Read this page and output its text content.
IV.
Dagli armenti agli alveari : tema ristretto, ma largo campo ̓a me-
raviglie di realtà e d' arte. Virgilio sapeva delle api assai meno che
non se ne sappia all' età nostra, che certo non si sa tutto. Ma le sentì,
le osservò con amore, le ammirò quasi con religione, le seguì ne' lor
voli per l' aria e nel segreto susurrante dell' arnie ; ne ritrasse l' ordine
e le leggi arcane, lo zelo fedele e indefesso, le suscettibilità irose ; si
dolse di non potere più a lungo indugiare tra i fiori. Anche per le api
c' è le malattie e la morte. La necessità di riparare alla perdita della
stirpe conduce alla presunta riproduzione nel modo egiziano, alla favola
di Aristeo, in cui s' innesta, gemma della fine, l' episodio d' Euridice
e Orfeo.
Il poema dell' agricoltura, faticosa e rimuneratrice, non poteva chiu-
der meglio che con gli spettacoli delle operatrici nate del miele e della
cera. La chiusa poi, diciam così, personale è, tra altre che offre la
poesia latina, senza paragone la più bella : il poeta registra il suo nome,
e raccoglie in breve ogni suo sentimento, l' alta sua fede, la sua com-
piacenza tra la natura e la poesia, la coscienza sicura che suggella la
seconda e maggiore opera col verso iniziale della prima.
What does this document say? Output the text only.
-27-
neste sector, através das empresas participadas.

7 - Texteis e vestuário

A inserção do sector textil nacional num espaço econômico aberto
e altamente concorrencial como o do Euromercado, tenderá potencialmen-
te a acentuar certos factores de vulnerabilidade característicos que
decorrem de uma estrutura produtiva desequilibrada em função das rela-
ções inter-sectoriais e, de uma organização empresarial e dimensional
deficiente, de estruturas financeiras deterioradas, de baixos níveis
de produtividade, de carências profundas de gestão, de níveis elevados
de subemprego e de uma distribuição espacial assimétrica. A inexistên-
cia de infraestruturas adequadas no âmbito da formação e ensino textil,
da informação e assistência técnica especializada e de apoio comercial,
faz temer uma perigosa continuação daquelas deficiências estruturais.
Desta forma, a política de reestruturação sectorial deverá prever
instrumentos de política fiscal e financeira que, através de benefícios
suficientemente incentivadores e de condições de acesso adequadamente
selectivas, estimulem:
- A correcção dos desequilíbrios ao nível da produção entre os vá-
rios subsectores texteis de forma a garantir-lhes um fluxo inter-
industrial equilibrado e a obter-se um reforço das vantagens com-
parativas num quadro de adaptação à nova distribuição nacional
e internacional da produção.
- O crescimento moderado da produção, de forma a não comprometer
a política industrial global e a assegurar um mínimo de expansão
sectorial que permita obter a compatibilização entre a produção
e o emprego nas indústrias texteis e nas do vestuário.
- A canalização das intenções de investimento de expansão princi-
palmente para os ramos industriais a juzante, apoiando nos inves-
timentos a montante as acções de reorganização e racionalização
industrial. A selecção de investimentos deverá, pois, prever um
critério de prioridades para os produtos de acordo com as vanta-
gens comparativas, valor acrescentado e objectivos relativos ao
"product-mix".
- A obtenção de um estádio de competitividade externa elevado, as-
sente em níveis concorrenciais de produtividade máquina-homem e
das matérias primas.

__What you should do__.
Quote all of the entries verbatim.

__In response__.
Read this page and output its text content.
IV.
Dagli armenti agli alveari : tema ristretto, ma largo campo ̓a me-
raviglie di realtà e d' arte. Virgilio sapeva delle api assai meno che
non se ne sappia all' età nostra, che certo non si sa tutto. Ma le sentì,
le osservò con amore, le ammirò quasi con religione, le seguì ne' lor
voli per l' aria e nel segreto susurrante dell' arnie ; ne ritrasse l' ordine
e le leggi arcane, lo zelo fedele e indefesso, le suscettibilità irose ; si
dolse di non potere più a lungo indugiare tra i fiori. Anche per le api
c' è le malattie e la morte. La necessità di riparare alla perdita della
stirpe conduce alla presunta riproduzione nel modo egiziano, alla favola
di Aristeo, in cui s' innesta, gemma della fine, l' episodio d' Euridice
e Orfeo.
Il poema dell' agricoltura, faticosa e rimuneratrice, non poteva chiu-
der meglio che con gli spettacoli delle operatrici nate del miele e della
cera. La chiusa poi, diciam così, personale è, tra altre che offre la
poesia latina, senza paragone la più bella : il poeta registra il suo nome,
e raccoglie in breve ogni suo sentimento, l' alta sua fede, la sua com-
piacenza tra la natura e la poesia, la coscienza sicura che suggella la
seconda e maggiore opera col verso iniziale della prima.
What does this document say? Output the text only.
-27-
neste sector, através das empresas participadas.

7 - Texteis e vestuário

A inserção do sector textil nacional num espaço econômico aberto
e altamente concorrencial como o do Euromercado, tenderá potencialmen-
te a acentuar certos factores de vulnerabilidade característicos que
decorrem de uma estrutura produtiva desequilibrada em função das rela-
ções inter-sectoriais e, de uma organização empresarial e dimensional
deficiente, de estruturas financeiras deterioradas, de baixos níveis
de produtividade, de carências profundas de gestão, de níveis elevados
de subemprego e de uma distribuição espacial assimétrica. A inexistên-
cia de infraestruturas adequadas no âmbito da formação e ensino textil,
da informação e assistência técnica especializada e de apoio comercial,
faz temer uma perigosa continuação daquelas deficiências estruturais.
Desta forma, a política de reestruturação sectorial deverá prever
instrumentos de política fiscal e financeira que, através de benefícios
suficientemente incentivadores e de condições de acesso adequadamente
selectivas, estimulem:
- A correcção dos desequilíbrios ao nível da produção entre os vá-
rios subsectores texteis de forma a garantir-lhes um fluxo inter-
industrial equilibrado e a obter-se um reforço das vantagens com-
parativas num quadro de adaptação à nova distribuição nacional
e internacional da produção.
- O crescimento moderado da produção, de forma a não comprometer
a política industrial global e a assegurar um mínimo de expansão
sectorial que permita obter a compatibilização entre a produção
e o emprego nas indústrias texteis e nas do vestuário.
- A canalização das intenções de investimento de expansão princi-
palmente para os ramos industriais a juzante, apoiando nos inves-
timentos a montante as acções de reorganização e racionalização
industrial. A selecção de investimentos deverá, pois, prever um
critério de prioridades para os produtos de acordo com as vanta-
gens comparativas, valor acrescentado e objectivos relativos ao
"product-mix".
- A obtenção de um estádio de competitividade externa elevado, as-
sente em níveis concorrenciais de produtividade máquina-homem e
das matérias primas.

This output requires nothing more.